◆ Required work ◆
Would you transcribe all of the data exactly, down to the last character?

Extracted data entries
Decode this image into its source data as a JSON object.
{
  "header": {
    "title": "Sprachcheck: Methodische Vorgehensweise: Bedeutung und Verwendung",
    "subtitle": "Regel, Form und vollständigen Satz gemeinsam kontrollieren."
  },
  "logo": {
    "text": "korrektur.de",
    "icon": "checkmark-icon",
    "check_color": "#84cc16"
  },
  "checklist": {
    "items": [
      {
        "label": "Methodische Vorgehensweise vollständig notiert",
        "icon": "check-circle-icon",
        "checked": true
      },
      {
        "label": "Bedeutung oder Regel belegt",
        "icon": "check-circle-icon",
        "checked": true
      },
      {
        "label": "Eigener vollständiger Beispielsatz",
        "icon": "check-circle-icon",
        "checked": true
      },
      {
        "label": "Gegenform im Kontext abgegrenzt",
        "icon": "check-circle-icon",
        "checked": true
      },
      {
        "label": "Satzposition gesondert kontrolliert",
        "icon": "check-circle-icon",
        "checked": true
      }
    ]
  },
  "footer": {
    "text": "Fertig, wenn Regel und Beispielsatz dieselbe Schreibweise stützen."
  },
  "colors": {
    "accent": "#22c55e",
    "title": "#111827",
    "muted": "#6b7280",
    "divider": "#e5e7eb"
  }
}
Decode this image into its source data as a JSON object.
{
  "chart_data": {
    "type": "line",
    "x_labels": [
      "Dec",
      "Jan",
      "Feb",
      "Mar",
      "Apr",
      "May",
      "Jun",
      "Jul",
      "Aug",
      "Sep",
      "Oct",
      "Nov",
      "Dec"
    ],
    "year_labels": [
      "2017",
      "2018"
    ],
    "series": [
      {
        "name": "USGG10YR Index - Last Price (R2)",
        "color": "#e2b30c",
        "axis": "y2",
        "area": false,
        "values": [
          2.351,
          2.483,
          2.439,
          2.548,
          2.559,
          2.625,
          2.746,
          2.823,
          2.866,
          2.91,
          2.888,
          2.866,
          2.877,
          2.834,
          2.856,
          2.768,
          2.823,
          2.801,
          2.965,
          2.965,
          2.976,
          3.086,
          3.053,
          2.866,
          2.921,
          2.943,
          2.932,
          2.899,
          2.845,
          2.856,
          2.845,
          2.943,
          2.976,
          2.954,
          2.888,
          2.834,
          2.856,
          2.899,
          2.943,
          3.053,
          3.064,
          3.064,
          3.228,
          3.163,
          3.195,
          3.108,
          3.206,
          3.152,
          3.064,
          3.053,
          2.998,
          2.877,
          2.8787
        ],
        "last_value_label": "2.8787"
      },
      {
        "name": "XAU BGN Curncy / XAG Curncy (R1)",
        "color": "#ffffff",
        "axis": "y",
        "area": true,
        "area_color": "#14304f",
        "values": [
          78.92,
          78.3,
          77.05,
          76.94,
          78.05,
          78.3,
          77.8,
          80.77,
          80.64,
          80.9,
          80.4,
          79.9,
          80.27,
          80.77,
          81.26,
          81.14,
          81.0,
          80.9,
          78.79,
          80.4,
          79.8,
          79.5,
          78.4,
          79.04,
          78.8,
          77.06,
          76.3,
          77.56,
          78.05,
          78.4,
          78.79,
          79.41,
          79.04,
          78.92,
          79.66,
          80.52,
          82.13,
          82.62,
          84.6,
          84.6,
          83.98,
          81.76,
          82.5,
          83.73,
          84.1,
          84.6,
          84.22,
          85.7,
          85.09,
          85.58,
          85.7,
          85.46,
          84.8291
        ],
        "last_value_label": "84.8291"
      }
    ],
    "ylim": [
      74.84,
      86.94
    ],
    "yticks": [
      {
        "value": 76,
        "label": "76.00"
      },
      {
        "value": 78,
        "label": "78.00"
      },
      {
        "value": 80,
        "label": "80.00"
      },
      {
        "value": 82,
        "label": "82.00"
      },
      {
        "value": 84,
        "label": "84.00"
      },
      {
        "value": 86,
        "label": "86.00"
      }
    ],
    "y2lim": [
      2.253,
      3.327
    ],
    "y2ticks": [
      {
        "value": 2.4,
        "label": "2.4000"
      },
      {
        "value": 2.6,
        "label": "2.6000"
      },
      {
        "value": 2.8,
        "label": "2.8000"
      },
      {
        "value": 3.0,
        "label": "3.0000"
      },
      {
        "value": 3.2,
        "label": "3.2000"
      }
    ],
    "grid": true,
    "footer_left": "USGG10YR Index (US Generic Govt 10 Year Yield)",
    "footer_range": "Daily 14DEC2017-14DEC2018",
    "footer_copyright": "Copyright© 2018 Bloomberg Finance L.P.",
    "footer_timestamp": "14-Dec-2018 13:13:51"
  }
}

◆ Result of this task ◆
Decode this image into its source data as a JSON object.
{
  "header": {
    "title": "Sprachcheck: Methodische Vorgehensweise: Bedeutung und Verwendung",
    "subtitle": "Regel, Form und vollständigen Satz gemeinsam kontrollieren."
  },
  "logo": {
    "text": "korrektur.de",
    "icon": "checkmark-icon",
    "check_color": "#84cc16"
  },
  "checklist": {
    "items": [
      {
        "label": "Methodische Vorgehensweise vollständig notiert",
        "icon": "check-circle-icon",
        "checked": true
      },
      {
        "label": "Bedeutung oder Regel belegt",
        "icon": "check-circle-icon",
        "checked": true
      },
      {
        "label": "Eigener vollständiger Beispielsatz",
        "icon": "check-circle-icon",
        "checked": true
      },
      {
        "label": "Gegenform im Kontext abgegrenzt",
        "icon": "check-circle-icon",
        "checked": true
      },
      {
        "label": "Satzposition gesondert kontrolliert",
        "icon": "check-circle-icon",
        "checked": true
      }
    ]
  },
  "footer": {
    "text": "Fertig, wenn Regel und Beispielsatz dieselbe Schreibweise stützen."
  },
  "colors": {
    "accent": "#22c55e",
    "title": "#111827",
    "muted": "#6b7280",
    "divider": "#e5e7eb"
  }
}
Decode this image into its source data as a JSON object.
{
  "chart_data": {
    "type": "line",
    "x_labels": [
      "Dec",
      "Jan",
      "Feb",
      "Mar",
      "Apr",
      "May",
      "Jun",
      "Jul",
      "Aug",
      "Sep",
      "Oct",
      "Nov",
      "Dec"
    ],
    "year_labels": [
      "2017",
      "2018"
    ],
    "series": [
      {
        "name": "USGG10YR Index - Last Price (R2)",
        "color": "#e2b30c",
        "axis": "y2",
        "area": false,
        "values": [
          2.351,
          2.483,
          2.439,
          2.548,
          2.559,
          2.625,
          2.746,
          2.823,
          2.866,
          2.91,
          2.888,
          2.866,
          2.877,
          2.834,
          2.856,
          2.768,
          2.823,
          2.801,
          2.965,
          2.965,
          2.976,
          3.086,
          3.053,
          2.866,
          2.921,
          2.943,
          2.932,
          2.899,
          2.845,
          2.856,
          2.845,
          2.943,
          2.976,
          2.954,
          2.888,
          2.834,
          2.856,
          2.899,
          2.943,
          3.053,
          3.064,
          3.064,
          3.228,
          3.163,
          3.195,
          3.108,
          3.206,
          3.152,
          3.064,
          3.053,
          2.998,
          2.877,
          2.8787
        ],
        "last_value_label": "2.8787"
      },
      {
        "name": "XAU BGN Curncy / XAG Curncy (R1)",
        "color": "#ffffff",
        "axis": "y",
        "area": true,
        "area_color": "#14304f",
        "values": [
          78.92,
          78.3,
          77.05,
          76.94,
          78.05,
          78.3,
          77.8,
          80.77,
          80.64,
          80.9,
          80.4,
          79.9,
          80.27,
          80.77,
          81.26,
          81.14,
          81.0,
          80.9,
          78.79,
          80.4,
          79.8,
          79.5,
          78.4,
          79.04,
          78.8,
          77.06,
          76.3,
          77.56,
          78.05,
          78.4,
          78.79,
          79.41,
          79.04,
          78.92,
          79.66,
          80.52,
          82.13,
          82.62,
          84.6,
          84.6,
          83.98,
          81.76,
          82.5,
          83.73,
          84.1,
          84.6,
          84.22,
          85.7,
          85.09,
          85.58,
          85.7,
          85.46,
          84.8291
        ],
        "last_value_label": "84.8291"
      }
    ],
    "ylim": [
      74.84,
      86.94
    ],
    "yticks": [
      {
        "value": 76,
        "label": "76.00"
      },
      {
        "value": 78,
        "label": "78.00"
      },
      {
        "value": 80,
        "label": "80.00"
      },
      {
        "value": 82,
        "label": "82.00"
      },
      {
        "value": 84,
        "label": "84.00"
      },
      {
        "value": 86,
        "label": "86.00"
      }
    ],
    "y2lim": [
      2.253,
      3.327
    ],
    "y2ticks": [
      {
        "value": 2.4,
        "label": "2.4000"
      },
      {
        "value": 2.6,
        "label": "2.6000"
      },
      {
        "value": 2.8,
        "label": "2.8000"
      },
      {
        "value": 3.0,
        "label": "3.0000"
      },
      {
        "value": 3.2,
        "label": "3.2000"
      }
    ],
    "grid": true,
    "footer_left": "USGG10YR Index (US Generic Govt 10 Year Yield)",
    "footer_range": "Daily 14DEC2017-14DEC2018",
    "footer_copyright": "Copyright© 2018 Bloomberg Finance L.P.",
    "footer_timestamp": "14-Dec-2018 13:13:51"
  }
}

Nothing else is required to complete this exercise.